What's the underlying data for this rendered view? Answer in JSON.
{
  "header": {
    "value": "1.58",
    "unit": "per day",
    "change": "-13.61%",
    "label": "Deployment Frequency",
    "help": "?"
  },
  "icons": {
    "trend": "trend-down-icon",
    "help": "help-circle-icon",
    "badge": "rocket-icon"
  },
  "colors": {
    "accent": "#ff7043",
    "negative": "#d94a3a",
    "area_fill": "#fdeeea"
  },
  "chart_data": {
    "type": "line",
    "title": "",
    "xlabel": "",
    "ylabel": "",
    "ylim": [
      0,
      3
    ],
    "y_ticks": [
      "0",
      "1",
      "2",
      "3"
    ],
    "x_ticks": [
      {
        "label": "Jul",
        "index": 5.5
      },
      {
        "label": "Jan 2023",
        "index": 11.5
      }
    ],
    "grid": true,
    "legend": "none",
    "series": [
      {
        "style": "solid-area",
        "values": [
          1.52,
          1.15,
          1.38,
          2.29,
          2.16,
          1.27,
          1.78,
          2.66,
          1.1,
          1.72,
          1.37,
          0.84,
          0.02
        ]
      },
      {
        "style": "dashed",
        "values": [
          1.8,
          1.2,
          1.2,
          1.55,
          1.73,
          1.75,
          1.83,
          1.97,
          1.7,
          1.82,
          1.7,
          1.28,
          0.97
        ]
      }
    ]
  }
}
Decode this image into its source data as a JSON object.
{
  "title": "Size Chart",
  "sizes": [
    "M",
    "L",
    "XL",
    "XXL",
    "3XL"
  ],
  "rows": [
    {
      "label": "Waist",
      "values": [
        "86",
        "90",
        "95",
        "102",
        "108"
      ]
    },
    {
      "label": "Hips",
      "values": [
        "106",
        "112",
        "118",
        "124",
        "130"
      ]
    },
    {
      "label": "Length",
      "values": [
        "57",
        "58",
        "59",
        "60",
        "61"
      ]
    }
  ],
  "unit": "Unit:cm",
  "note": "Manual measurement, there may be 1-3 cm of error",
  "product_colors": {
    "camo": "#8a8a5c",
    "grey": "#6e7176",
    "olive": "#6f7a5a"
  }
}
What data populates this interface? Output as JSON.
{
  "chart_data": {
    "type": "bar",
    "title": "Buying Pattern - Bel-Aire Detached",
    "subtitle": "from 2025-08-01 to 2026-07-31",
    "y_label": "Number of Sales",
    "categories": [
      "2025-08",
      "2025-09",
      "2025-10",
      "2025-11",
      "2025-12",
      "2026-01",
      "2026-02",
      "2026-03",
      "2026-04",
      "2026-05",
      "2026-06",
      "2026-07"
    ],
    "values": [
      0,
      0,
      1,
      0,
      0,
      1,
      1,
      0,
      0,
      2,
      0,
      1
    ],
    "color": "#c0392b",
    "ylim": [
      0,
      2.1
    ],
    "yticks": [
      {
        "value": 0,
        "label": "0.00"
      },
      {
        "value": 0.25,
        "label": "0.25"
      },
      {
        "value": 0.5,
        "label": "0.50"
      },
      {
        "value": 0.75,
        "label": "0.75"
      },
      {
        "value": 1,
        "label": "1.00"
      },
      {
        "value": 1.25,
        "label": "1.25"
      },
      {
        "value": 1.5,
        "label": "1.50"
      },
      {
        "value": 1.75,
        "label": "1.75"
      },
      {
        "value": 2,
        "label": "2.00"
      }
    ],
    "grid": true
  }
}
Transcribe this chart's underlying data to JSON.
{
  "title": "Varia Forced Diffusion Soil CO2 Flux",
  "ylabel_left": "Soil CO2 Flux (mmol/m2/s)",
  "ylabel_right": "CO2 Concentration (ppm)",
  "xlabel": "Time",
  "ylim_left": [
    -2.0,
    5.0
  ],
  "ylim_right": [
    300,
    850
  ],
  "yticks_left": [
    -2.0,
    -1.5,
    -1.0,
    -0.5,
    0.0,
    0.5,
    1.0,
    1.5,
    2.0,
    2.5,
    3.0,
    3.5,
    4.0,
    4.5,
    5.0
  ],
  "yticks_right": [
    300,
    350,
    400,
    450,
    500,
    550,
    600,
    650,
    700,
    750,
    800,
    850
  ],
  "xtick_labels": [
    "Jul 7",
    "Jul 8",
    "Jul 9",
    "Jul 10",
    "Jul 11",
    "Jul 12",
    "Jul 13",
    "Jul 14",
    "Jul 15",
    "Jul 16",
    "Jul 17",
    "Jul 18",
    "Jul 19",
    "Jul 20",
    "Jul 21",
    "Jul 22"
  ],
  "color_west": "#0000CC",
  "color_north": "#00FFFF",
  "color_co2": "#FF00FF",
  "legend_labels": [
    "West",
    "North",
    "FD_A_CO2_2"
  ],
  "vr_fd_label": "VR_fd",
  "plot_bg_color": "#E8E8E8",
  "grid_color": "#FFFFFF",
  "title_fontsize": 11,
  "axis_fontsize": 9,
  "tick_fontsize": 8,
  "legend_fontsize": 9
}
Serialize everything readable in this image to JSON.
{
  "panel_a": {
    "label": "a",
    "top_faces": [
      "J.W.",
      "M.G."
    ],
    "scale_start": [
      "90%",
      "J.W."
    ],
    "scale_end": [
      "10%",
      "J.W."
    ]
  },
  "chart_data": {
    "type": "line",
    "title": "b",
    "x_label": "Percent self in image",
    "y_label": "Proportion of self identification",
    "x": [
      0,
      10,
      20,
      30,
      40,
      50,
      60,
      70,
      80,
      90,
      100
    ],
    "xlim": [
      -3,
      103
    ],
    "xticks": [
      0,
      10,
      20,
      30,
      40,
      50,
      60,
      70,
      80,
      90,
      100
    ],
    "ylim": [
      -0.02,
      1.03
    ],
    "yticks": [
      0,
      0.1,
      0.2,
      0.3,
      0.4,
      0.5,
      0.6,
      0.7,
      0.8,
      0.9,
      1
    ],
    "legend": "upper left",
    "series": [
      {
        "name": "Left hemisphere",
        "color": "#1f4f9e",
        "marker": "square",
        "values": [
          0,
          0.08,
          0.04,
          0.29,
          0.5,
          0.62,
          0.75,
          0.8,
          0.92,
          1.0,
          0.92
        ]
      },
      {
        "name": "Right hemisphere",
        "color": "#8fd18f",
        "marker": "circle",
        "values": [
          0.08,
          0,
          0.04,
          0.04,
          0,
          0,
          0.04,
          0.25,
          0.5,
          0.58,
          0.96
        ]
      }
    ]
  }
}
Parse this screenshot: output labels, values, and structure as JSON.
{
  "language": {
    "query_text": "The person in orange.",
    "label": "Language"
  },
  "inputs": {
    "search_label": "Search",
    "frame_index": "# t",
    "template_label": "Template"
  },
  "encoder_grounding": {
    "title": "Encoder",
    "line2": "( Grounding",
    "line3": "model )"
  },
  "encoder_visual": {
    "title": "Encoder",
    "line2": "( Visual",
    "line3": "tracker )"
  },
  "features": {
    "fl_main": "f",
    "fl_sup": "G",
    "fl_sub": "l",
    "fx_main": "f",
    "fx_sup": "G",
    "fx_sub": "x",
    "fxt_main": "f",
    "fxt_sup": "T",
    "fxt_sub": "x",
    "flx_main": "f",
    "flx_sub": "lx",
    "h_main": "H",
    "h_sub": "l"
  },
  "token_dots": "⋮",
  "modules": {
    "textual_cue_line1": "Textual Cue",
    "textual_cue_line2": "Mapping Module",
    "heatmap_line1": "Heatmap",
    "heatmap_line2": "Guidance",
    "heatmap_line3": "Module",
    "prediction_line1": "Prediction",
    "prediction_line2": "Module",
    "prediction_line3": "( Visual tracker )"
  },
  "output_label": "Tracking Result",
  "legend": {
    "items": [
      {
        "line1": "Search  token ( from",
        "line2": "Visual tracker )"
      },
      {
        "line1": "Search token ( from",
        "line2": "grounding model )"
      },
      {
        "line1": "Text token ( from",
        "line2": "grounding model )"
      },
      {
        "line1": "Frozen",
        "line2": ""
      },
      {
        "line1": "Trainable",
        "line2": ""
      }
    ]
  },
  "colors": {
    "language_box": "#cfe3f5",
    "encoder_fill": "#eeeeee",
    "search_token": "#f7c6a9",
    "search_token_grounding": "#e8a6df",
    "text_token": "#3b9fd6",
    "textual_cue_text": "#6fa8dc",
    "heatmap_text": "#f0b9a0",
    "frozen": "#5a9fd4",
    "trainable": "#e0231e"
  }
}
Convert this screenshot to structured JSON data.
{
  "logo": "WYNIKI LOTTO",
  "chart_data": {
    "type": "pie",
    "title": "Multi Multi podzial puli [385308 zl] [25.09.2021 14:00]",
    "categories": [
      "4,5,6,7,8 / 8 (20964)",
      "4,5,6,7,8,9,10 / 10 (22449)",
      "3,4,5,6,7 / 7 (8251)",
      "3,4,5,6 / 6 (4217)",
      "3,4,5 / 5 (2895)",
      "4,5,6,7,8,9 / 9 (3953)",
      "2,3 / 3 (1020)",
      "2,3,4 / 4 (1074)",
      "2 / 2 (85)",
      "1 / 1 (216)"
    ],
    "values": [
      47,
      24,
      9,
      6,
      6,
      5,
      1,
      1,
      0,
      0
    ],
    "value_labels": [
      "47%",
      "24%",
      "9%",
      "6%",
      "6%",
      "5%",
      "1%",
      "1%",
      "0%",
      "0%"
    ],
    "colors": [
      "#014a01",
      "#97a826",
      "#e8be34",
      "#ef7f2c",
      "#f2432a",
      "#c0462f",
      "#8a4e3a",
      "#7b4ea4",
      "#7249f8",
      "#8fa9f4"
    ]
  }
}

======

In the data above, tally the lines holding "name" and answer with the figure only.

• [The result]:
2